--- begin Provided data ---

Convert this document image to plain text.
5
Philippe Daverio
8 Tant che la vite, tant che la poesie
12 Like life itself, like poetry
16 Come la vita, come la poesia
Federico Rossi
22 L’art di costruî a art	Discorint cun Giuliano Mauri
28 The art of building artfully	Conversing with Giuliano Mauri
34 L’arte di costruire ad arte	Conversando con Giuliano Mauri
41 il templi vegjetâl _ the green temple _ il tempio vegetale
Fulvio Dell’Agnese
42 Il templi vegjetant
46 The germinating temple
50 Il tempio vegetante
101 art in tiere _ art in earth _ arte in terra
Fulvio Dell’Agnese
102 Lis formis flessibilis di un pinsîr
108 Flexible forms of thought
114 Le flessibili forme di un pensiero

--- end Provided data ---

Write out the material from the first line to the last, exactly.

● Exercise answer:
Convert this document image to plain text.
5
Philippe Daverio
8 Tant che la vite, tant che la poesie
12 Like life itself, like poetry
16 Come la vita, come la poesia
Federico Rossi
22 L’art di costruî a art	Discorint cun Giuliano Mauri
28 The art of building artfully	Conversing with Giuliano Mauri
34 L’arte di costruire ad arte	Conversando con Giuliano Mauri
41 il templi vegjetâl _ the green temple _ il tempio vegetale
Fulvio Dell’Agnese
42 Il templi vegjetant
46 The germinating temple
50 Il tempio vegetante
101 art in tiere _ art in earth _ arte in terra
Fulvio Dell’Agnese
102 Lis formis flessibilis di un pinsîr
108 Flexible forms of thought
114 Le flessibili forme di un pensiero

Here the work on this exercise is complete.